>> start Material to process
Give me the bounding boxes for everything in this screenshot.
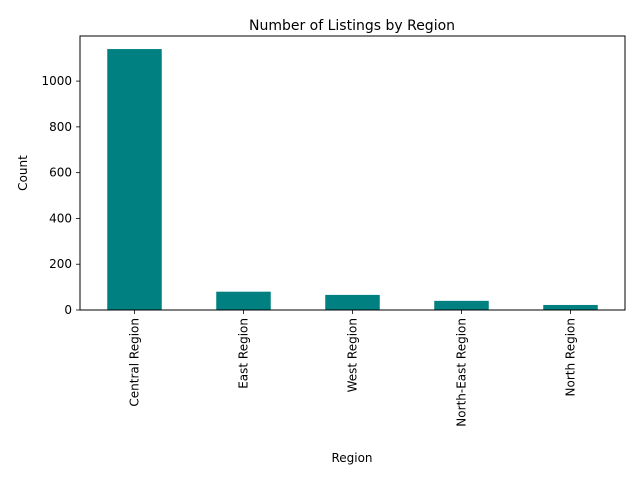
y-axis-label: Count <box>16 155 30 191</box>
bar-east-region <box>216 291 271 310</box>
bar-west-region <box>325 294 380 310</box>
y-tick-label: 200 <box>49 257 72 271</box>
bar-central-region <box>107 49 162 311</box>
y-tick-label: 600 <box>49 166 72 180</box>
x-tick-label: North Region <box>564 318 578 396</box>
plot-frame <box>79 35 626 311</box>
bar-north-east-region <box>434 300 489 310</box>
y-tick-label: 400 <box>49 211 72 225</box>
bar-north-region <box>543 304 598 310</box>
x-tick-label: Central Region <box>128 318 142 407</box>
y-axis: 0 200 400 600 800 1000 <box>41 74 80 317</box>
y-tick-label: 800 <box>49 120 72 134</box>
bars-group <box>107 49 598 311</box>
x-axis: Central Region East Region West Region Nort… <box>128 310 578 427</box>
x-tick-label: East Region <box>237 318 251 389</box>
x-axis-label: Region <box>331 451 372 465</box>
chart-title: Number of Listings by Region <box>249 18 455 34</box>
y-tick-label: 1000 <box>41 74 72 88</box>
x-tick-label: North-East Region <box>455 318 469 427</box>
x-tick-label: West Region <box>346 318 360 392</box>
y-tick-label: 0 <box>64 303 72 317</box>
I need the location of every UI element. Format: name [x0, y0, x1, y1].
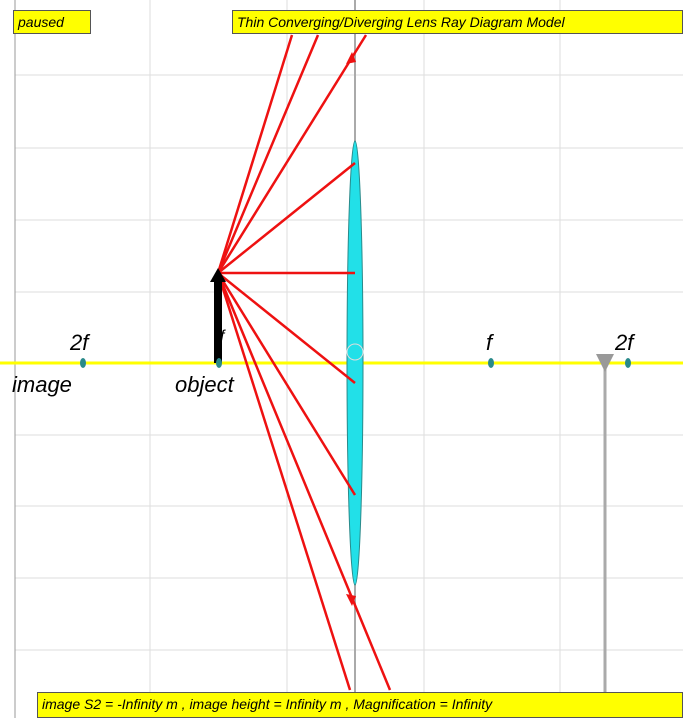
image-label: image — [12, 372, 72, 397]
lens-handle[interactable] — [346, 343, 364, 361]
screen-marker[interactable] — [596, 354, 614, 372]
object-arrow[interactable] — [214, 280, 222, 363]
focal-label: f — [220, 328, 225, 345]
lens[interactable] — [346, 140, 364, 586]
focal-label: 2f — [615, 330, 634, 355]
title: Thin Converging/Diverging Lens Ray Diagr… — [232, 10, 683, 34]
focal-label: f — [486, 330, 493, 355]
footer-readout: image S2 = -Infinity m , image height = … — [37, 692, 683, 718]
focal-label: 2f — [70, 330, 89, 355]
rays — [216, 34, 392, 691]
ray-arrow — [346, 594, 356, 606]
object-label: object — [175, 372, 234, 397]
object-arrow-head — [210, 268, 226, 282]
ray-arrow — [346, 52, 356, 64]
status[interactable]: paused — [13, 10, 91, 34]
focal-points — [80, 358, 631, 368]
>> end Material to process
>> start Material to process
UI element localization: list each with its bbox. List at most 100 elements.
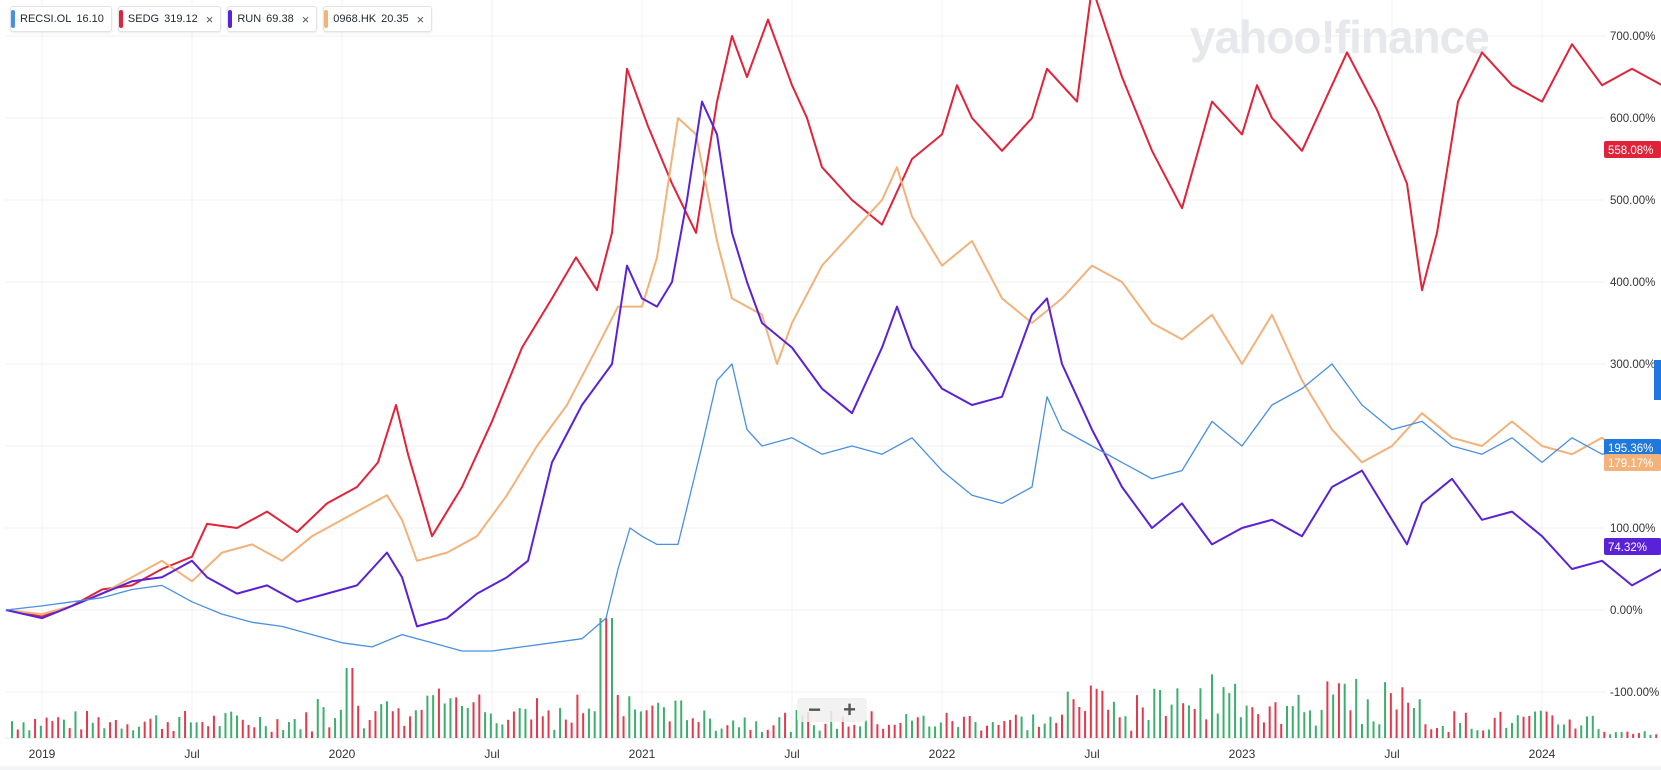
>> end Material to process
>> start Material to process
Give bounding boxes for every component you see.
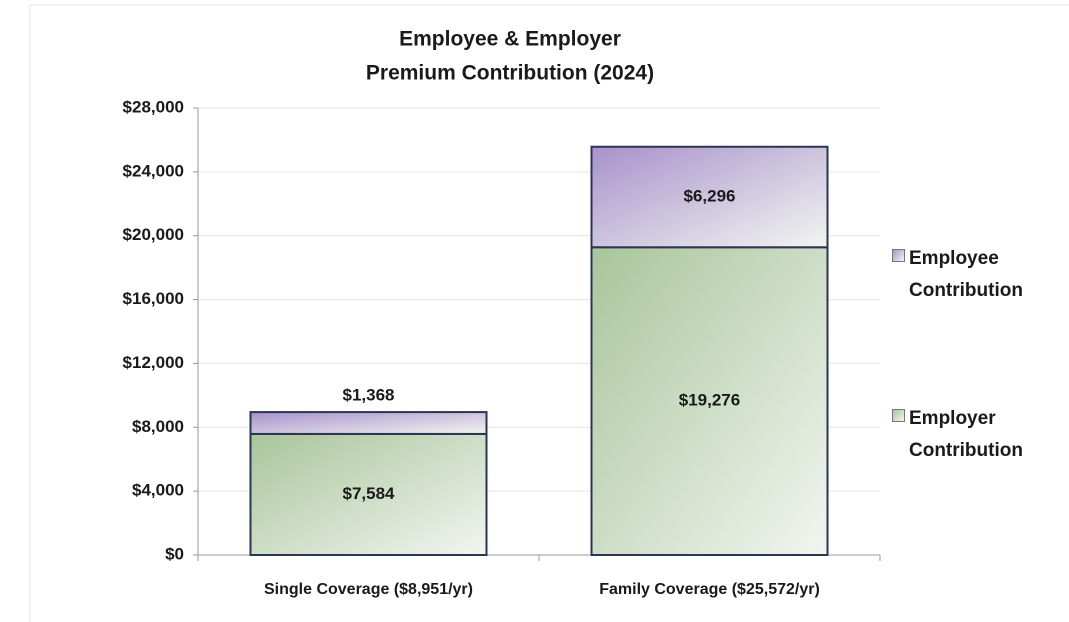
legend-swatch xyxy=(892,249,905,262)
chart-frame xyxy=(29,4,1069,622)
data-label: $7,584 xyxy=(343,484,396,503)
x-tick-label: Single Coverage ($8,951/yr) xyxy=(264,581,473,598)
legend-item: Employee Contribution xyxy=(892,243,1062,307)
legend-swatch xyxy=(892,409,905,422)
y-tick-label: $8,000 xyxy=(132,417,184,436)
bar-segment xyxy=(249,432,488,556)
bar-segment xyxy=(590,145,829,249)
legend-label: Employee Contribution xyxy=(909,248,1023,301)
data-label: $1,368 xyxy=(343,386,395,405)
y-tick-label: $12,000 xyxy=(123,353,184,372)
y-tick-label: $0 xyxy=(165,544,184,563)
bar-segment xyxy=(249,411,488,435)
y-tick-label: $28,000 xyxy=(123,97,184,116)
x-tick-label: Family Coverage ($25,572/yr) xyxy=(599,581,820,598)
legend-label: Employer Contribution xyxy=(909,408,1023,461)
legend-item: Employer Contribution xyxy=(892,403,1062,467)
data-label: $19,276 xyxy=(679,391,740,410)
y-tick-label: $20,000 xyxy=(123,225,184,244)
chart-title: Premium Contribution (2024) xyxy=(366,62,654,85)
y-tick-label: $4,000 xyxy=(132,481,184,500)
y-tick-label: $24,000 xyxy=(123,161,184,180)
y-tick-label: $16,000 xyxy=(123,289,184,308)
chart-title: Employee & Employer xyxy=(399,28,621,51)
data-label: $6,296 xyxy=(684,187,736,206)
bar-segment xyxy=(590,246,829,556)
>> end Material to process
What is expected: Copy the records word for word, starting with the line that contains "I need the location" and going on through the line that contains "focal-points — [80, 358, 631, 368]". Leave the pictures out of your copy.

Correct response:
I need the location of every UI element. Format: name [x0, y0, x1, y1].
image-label: image — [12, 372, 72, 397]
lens-handle[interactable] — [346, 343, 364, 361]
screen-marker[interactable] — [596, 354, 614, 372]
object-arrow[interactable] — [214, 280, 222, 363]
focal-label: f — [220, 328, 225, 345]
lens[interactable] — [346, 140, 364, 586]
focal-label: 2f — [615, 330, 634, 355]
title: Thin Converging/Diverging Lens Ray Diagr… — [232, 10, 683, 34]
focal-label: f — [486, 330, 493, 355]
footer-readout: image S2 = -Infinity m , image height = … — [37, 692, 683, 718]
focal-label: 2f — [70, 330, 89, 355]
rays — [216, 34, 392, 691]
ray-arrow — [346, 594, 356, 606]
object-label: object — [175, 372, 234, 397]
object-arrow-head — [210, 268, 226, 282]
ray-arrow — [346, 52, 356, 64]
status[interactable]: paused — [13, 10, 91, 34]
focal-points — [80, 358, 631, 368]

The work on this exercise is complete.